> [PROBLEM] Extract every entry word for word. Skip the pictures.

> [SOURCE MATERIAL]
-- start --
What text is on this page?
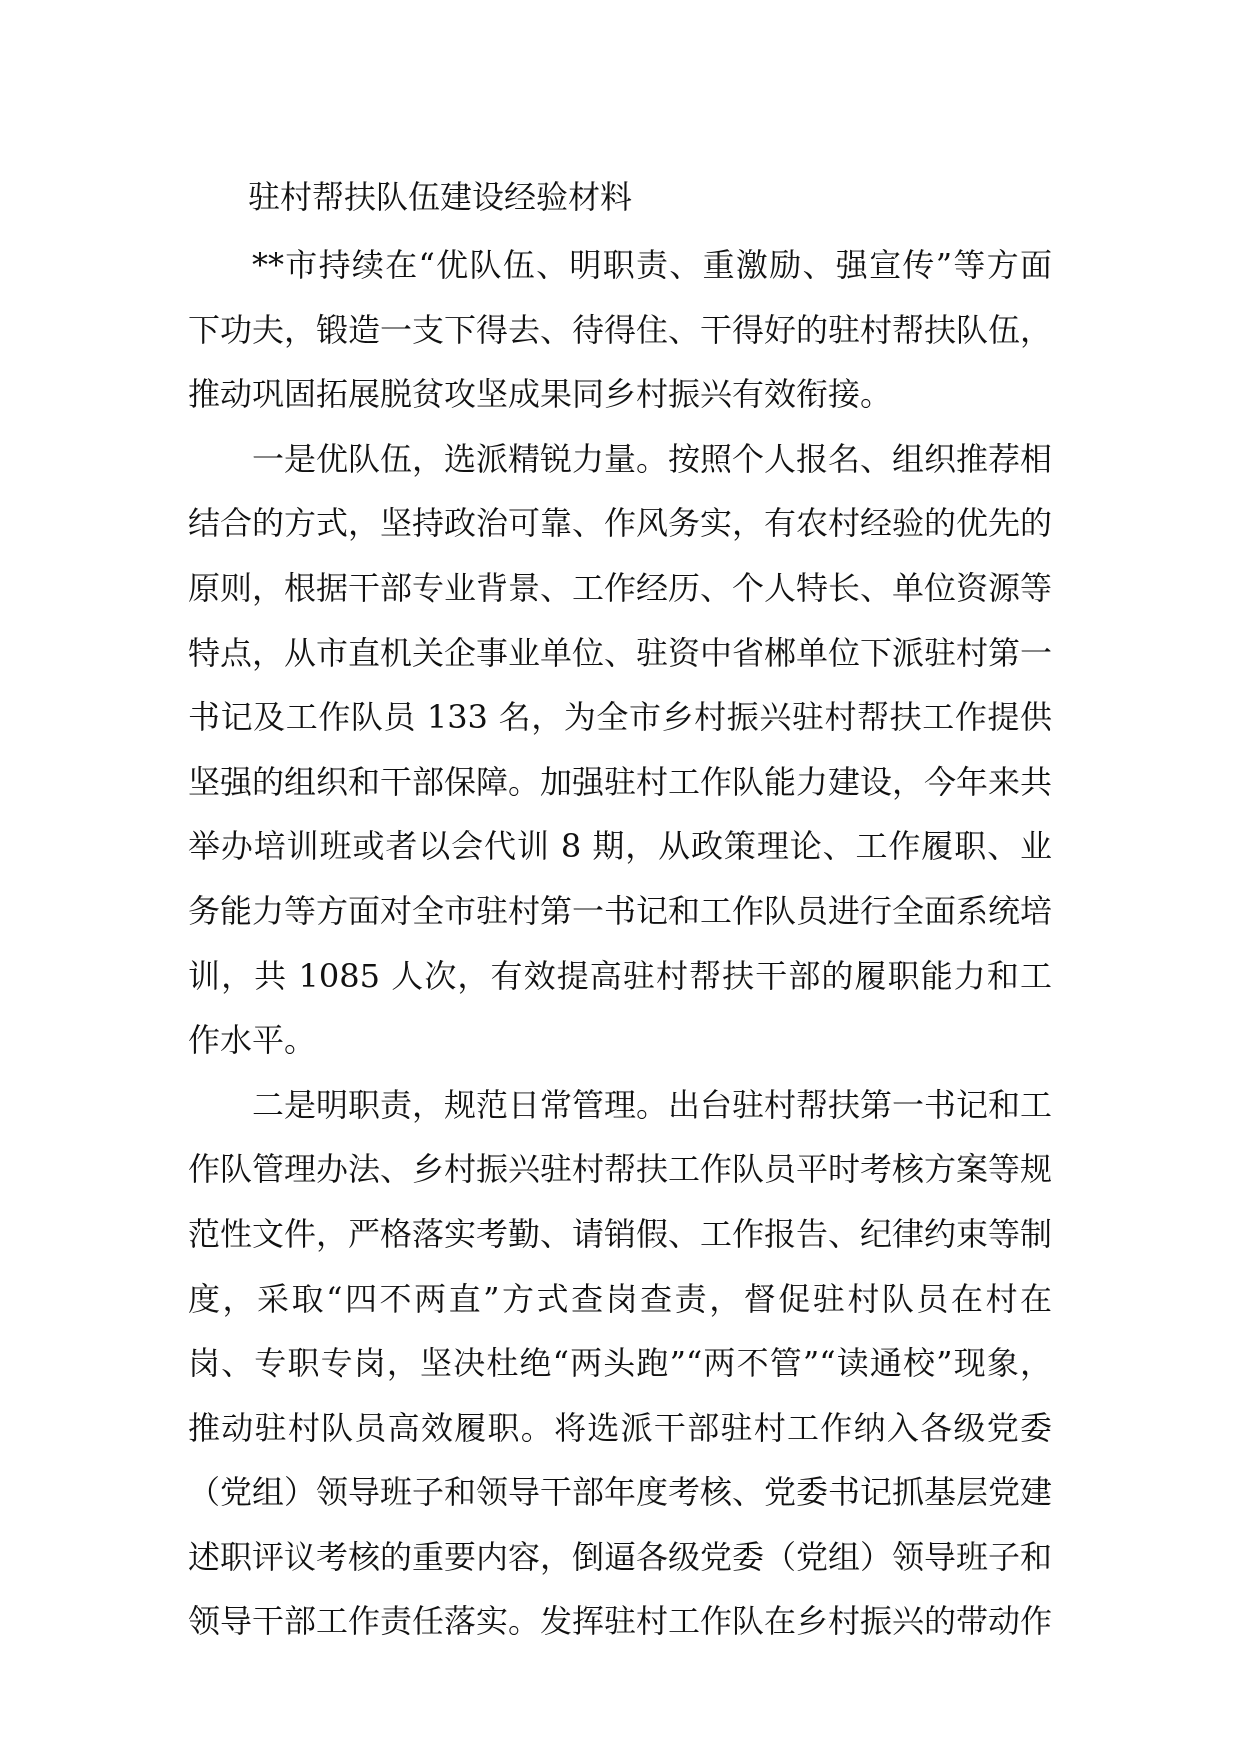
驻村帮扶队伍建设经验材料

**市持续在“优队伍、明职责、重激励、强宣传”等方面下功夫，锻造一支下得去、待得住、干得好的驻村帮扶队伍，推动巩固拓展脱贫攻坚成果同乡村振兴有效衔接。

一是优队伍，选派精锐力量。按照个人报名、组织推荐相结合的方式，坚持政治可靠、作风务实，有农村经验的优先的原则，根据干部专业背景、工作经历、个人特长、单位资源等特点，从市直机关企事业单位、驻资中省郴单位下派驻村第一书记及工作队员 133 名，为全市乡村振兴驻村帮扶工作提供坚强的组织和干部保障。加强驻村工作队能力建设，今年来共举办培训班或者以会代训 8 期，从政策理论、工作履职、业务能力等方面对全市驻村第一书记和工作队员进行全面系统培训，共 1085 人次，有效提高驻村帮扶干部的履职能力和工作水平。

二是明职责，规范日常管理。出台驻村帮扶第一书记和工作队管理办法、乡村振兴驻村帮扶工作队员平时考核方案等规范性文件，严格落实考勤、请销假、工作报告、纪律约束等制度，采取“四不两直”方式查岗查责，督促驻村队员在村在岗、专职专岗，坚决杜绝“两头跑”“两不管”“读通校”现象，推动驻村队员高效履职。将选派干部驻村工作纳入各级党委（党组）领导班子和领导干部年度考核、党委书记抓基层党建述职评议考核的重要内容，倒逼各级党委（党组）领导班子和领导干部工作责任落实。发挥驻村工作队在乡村振兴的带动作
-- end --
> [WRITTEN REPLY]
What text is on this page?
驻村帮扶队伍建设经验材料

**市持续在“优队伍、明职责、重激励、强宣传”等方面下功夫，锻造一支下得去、待得住、干得好的驻村帮扶队伍，推动巩固拓展脱贫攻坚成果同乡村振兴有效衔接。

一是优队伍，选派精锐力量。按照个人报名、组织推荐相结合的方式，坚持政治可靠、作风务实，有农村经验的优先的原则，根据干部专业背景、工作经历、个人特长、单位资源等特点，从市直机关企事业单位、驻资中省郴单位下派驻村第一书记及工作队员 133 名，为全市乡村振兴驻村帮扶工作提供坚强的组织和干部保障。加强驻村工作队能力建设，今年来共举办培训班或者以会代训 8 期，从政策理论、工作履职、业务能力等方面对全市驻村第一书记和工作队员进行全面系统培训，共 1085 人次，有效提高驻村帮扶干部的履职能力和工作水平。

二是明职责，规范日常管理。出台驻村帮扶第一书记和工作队管理办法、乡村振兴驻村帮扶工作队员平时考核方案等规范性文件，严格落实考勤、请销假、工作报告、纪律约束等制度，采取“四不两直”方式查岗查责，督促驻村队员在村在岗、专职专岗，坚决杜绝“两头跑”“两不管”“读通校”现象，推动驻村队员高效履职。将选派干部驻村工作纳入各级党委（党组）领导班子和领导干部年度考核、党委书记抓基层党建述职评议考核的重要内容，倒逼各级党委（党组）领导班子和领导干部工作责任落实。发挥驻村工作队在乡村振兴的带动作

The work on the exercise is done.